◆ **Task details**: Everything in the listing except the pictures should be written out exactly.
━━ Data records ━━
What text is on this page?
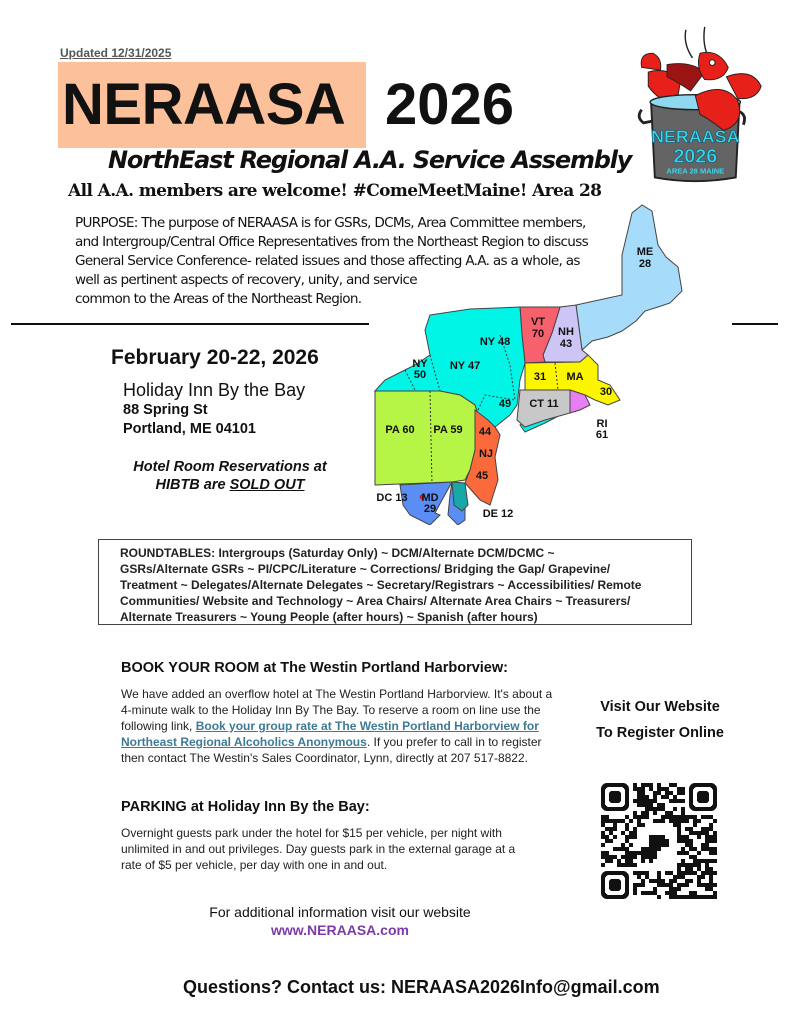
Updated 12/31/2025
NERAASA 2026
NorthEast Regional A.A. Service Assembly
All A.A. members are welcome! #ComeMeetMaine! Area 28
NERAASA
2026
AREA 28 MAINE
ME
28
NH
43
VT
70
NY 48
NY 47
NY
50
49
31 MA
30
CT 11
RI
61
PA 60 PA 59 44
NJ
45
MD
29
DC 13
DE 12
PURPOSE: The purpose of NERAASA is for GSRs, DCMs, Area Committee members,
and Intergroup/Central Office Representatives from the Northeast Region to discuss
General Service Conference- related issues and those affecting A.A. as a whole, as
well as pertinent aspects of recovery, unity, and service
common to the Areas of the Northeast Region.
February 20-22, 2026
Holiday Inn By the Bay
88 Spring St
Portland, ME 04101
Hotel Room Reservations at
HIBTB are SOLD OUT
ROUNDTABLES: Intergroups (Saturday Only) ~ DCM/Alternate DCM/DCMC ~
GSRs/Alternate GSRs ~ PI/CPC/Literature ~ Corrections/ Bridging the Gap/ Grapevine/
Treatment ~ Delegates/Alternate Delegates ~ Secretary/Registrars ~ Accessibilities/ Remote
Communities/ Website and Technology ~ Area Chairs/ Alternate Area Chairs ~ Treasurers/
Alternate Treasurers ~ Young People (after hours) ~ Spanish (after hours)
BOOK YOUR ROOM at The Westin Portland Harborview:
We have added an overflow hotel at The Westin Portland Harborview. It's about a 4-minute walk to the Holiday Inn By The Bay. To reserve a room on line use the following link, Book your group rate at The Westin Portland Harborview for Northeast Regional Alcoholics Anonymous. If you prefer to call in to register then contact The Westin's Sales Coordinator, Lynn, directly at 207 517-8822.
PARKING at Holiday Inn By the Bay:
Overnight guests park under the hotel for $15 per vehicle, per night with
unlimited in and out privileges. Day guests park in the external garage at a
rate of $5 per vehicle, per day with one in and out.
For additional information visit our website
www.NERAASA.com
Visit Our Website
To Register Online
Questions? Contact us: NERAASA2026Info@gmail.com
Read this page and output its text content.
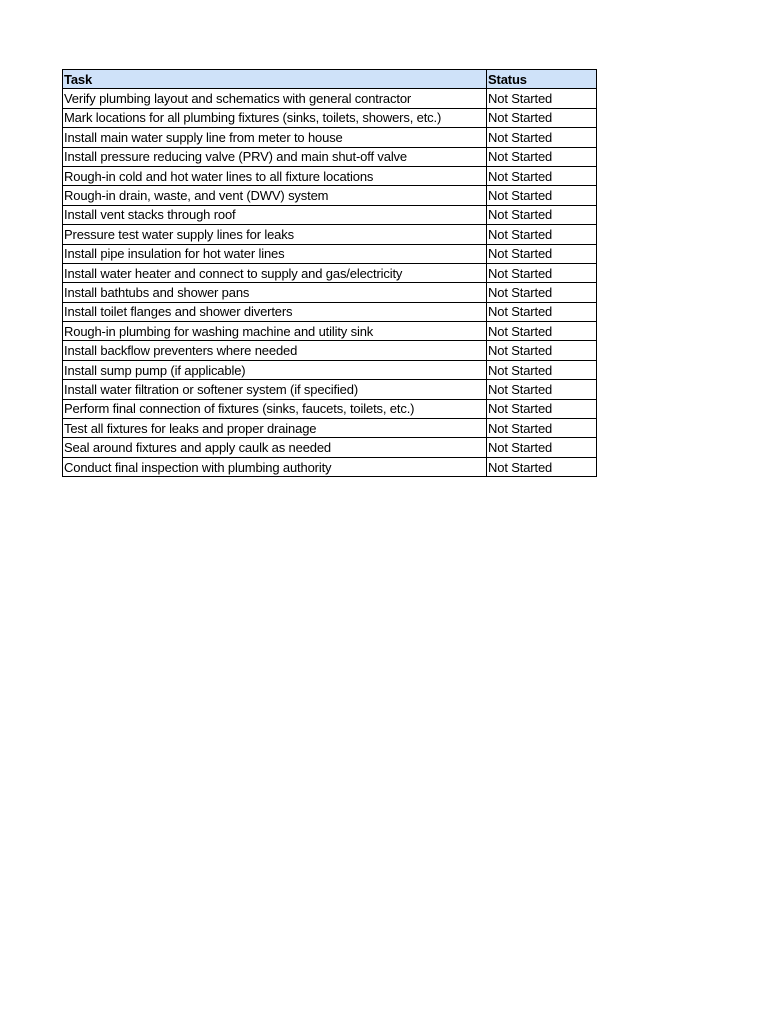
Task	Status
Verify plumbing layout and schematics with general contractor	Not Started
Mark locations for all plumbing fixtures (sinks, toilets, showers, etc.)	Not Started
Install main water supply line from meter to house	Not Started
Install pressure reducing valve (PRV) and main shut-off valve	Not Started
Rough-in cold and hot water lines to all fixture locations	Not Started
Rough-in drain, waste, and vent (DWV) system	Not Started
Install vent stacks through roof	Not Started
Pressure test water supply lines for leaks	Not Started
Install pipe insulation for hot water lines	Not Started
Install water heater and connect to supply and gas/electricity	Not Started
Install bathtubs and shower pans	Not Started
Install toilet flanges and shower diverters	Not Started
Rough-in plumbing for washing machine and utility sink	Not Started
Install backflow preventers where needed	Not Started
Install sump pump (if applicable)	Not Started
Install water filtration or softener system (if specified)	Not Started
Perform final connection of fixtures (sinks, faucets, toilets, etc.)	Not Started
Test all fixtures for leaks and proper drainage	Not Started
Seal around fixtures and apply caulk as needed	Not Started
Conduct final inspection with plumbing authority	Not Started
━━━
◆ **Response**:
What text is on this page?
Updated 12/31/2025
NERAASA 2026
NorthEast Regional A.A. Service Assembly
All A.A. members are welcome! #ComeMeetMaine! Area 28
NERAASA
2026
AREA 28 MAINE
ME
28
NH
43
VT
70
NY 48
NY 47
NY
50
49
31 MA
30
CT 11
RI
61
PA 60 PA 59 44
NJ
45
MD
29
DC 13
DE 12
PURPOSE: The purpose of NERAASA is for GSRs, DCMs, Area Committee members,
and Intergroup/Central Office Representatives from the Northeast Region to discuss
General Service Conference- related issues and those affecting A.A. as a whole, as
well as pertinent aspects of recovery, unity, and service
common to the Areas of the Northeast Region.
February 20-22, 2026
Holiday Inn By the Bay
88 Spring St
Portland, ME 04101
Hotel Room Reservations at
HIBTB are SOLD OUT
ROUNDTABLES: Intergroups (Saturday Only) ~ DCM/Alternate DCM/DCMC ~
GSRs/Alternate GSRs ~ PI/CPC/Literature ~ Corrections/ Bridging the Gap/ Grapevine/
Treatment ~ Delegates/Alternate Delegates ~ Secretary/Registrars ~ Accessibilities/ Remote
Communities/ Website and Technology ~ Area Chairs/ Alternate Area Chairs ~ Treasurers/
Alternate Treasurers ~ Young People (after hours) ~ Spanish (after hours)
BOOK YOUR ROOM at The Westin Portland Harborview:
We have added an overflow hotel at The Westin Portland Harborview. It's about a 4-minute walk to the Holiday Inn By The Bay. To reserve a room on line use the following link, Book your group rate at The Westin Portland Harborview for Northeast Regional Alcoholics Anonymous. If you prefer to call in to register then contact The Westin's Sales Coordinator, Lynn, directly at 207 517-8822.
PARKING at Holiday Inn By the Bay:
Overnight guests park under the hotel for $15 per vehicle, per night with
unlimited in and out privileges. Day guests park in the external garage at a
rate of $5 per vehicle, per day with one in and out.
For additional information visit our website
www.NERAASA.com
Visit Our Website
To Register Online
Questions? Contact us: NERAASA2026Info@gmail.com
Read this page and output its text content.
Task	Status
Verify plumbing layout and schematics with general contractor	Not Started
Mark locations for all plumbing fixtures (sinks, toilets, showers, etc.)	Not Started
Install main water supply line from meter to house	Not Started
Install pressure reducing valve (PRV) and main shut-off valve	Not Started
Rough-in cold and hot water lines to all fixture locations	Not Started
Rough-in drain, waste, and vent (DWV) system	Not Started
Install vent stacks through roof	Not Started
Pressure test water supply lines for leaks	Not Started
Install pipe insulation for hot water lines	Not Started
Install water heater and connect to supply and gas/electricity	Not Started
Install bathtubs and shower pans	Not Started
Install toilet flanges and shower diverters	Not Started
Rough-in plumbing for washing machine and utility sink	Not Started
Install backflow preventers where needed	Not Started
Install sump pump (if applicable)	Not Started
Install water filtration or softener system (if specified)	Not Started
Perform final connection of fixtures (sinks, faucets, toilets, etc.)	Not Started
Test all fixtures for leaks and proper drainage	Not Started
Seal around fixtures and apply caulk as needed	Not Started
Conduct final inspection with plumbing authority	Not Started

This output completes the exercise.